Recorded data
_____

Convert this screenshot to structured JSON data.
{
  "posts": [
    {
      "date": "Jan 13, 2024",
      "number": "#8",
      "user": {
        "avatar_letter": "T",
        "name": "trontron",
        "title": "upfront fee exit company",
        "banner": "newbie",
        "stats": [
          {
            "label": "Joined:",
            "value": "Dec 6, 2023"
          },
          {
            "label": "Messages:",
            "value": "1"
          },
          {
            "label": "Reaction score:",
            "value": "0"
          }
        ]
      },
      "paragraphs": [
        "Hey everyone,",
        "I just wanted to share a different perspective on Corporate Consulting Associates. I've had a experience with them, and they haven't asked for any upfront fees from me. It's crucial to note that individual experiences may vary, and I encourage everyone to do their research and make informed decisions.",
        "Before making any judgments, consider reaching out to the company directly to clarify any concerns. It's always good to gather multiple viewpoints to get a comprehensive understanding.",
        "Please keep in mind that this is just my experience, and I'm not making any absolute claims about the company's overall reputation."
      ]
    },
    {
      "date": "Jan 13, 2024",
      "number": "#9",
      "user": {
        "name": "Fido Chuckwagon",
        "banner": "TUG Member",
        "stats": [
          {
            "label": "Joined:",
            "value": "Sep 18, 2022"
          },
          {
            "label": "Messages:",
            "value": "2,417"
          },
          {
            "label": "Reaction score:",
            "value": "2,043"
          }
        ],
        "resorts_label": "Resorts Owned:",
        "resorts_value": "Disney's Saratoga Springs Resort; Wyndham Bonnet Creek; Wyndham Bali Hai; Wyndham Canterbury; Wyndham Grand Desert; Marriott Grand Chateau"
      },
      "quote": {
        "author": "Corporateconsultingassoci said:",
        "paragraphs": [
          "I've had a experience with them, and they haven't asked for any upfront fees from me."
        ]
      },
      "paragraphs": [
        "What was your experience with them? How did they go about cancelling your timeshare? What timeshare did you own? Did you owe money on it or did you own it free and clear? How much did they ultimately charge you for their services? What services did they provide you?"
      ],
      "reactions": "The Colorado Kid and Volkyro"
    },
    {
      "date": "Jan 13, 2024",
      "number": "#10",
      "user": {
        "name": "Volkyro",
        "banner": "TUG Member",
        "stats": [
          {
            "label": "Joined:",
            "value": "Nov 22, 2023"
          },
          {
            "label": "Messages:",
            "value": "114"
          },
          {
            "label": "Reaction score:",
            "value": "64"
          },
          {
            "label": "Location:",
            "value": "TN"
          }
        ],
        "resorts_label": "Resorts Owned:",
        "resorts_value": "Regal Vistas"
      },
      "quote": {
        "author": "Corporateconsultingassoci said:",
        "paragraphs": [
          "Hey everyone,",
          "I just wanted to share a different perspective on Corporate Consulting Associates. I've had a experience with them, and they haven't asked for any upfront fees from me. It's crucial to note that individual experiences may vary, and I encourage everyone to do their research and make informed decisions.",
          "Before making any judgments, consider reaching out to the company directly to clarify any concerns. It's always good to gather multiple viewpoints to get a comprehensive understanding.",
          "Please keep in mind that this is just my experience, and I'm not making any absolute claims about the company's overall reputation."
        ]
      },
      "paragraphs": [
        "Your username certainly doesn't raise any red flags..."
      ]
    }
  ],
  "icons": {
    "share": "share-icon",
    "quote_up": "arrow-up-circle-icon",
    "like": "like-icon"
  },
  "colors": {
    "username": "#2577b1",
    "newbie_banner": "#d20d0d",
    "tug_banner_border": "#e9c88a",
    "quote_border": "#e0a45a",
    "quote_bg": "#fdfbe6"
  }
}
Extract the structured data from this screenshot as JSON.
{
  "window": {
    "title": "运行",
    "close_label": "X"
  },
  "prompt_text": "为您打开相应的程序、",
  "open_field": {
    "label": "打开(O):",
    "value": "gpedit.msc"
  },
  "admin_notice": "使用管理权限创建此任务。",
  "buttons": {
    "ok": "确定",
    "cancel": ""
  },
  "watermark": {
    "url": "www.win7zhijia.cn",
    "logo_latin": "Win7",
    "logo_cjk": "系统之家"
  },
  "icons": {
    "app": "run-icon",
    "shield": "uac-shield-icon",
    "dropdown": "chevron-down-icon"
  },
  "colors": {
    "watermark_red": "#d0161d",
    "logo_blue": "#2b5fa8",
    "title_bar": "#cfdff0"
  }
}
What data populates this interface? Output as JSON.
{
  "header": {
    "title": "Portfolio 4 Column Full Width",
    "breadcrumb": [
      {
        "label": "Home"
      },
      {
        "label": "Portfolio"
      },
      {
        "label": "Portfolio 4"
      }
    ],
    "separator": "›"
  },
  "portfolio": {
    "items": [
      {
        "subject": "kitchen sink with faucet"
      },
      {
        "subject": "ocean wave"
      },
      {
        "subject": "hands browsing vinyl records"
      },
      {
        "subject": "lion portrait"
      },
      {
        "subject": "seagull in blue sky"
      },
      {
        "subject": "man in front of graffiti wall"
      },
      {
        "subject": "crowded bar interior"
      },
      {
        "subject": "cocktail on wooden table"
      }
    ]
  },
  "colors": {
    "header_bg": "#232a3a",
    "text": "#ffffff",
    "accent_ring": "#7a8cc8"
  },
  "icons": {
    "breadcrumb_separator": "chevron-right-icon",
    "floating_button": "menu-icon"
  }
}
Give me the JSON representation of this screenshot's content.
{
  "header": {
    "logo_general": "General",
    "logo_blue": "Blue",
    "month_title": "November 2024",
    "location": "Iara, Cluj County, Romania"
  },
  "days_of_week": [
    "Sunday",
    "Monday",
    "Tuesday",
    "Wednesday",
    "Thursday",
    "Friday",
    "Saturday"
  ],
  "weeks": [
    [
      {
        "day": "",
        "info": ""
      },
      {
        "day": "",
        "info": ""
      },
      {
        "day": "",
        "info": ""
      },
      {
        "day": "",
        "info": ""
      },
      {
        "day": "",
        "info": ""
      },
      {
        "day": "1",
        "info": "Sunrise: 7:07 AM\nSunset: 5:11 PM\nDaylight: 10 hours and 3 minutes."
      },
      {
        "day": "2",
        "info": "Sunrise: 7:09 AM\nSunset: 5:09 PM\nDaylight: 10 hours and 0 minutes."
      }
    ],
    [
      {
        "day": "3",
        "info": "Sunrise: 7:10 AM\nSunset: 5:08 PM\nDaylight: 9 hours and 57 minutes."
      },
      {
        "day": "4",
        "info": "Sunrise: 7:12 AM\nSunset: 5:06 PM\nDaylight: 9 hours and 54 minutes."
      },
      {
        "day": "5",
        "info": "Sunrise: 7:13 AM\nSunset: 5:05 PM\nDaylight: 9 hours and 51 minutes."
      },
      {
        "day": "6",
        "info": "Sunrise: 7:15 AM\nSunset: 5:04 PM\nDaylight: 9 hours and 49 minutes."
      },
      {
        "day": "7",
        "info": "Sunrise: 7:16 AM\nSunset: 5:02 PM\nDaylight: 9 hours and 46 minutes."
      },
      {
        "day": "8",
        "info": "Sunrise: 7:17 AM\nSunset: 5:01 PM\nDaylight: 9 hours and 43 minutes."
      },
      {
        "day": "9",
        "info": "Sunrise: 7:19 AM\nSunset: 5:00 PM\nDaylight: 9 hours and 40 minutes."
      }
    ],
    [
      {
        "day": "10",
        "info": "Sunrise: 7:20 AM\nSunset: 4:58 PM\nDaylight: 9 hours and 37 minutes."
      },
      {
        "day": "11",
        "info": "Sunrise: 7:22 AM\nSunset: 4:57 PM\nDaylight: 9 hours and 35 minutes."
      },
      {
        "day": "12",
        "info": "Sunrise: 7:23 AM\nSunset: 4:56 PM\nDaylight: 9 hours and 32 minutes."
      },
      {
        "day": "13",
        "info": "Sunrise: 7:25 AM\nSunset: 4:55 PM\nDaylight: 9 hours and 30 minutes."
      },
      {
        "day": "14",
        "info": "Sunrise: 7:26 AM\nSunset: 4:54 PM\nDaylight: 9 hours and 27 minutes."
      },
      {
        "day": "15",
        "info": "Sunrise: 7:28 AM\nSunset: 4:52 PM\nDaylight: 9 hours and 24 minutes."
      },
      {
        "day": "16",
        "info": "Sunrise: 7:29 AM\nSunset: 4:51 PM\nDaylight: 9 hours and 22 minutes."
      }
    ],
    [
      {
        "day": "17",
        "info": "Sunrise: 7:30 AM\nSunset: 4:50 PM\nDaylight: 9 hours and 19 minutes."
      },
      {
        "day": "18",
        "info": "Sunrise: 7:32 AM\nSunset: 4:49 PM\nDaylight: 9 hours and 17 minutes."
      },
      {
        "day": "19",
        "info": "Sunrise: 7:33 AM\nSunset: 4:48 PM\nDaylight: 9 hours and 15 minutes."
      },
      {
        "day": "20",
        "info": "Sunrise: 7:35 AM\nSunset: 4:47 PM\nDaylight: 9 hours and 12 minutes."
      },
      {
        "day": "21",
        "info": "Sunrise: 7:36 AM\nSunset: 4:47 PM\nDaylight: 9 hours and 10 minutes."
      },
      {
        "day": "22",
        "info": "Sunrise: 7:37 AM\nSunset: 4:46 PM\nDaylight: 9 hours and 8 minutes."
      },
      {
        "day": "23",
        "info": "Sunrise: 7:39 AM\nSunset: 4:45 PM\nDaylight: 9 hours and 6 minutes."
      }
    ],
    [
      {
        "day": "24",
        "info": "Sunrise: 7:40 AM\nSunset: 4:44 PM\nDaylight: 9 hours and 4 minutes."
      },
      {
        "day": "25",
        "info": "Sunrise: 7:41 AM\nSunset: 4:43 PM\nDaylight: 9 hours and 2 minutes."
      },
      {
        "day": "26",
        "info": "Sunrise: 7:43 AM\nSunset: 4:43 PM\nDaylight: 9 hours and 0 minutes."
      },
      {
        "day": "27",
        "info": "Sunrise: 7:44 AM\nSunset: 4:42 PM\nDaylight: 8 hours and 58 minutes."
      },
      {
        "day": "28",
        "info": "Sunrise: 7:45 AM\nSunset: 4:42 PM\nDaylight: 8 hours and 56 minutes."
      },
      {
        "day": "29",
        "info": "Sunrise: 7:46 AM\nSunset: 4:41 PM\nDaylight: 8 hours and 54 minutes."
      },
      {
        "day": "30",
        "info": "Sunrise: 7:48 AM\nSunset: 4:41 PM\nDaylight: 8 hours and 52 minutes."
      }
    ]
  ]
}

_____

Problem statement –
Among the lines above, how many contain the string "reputation"? State the number alone.

Task answer –
2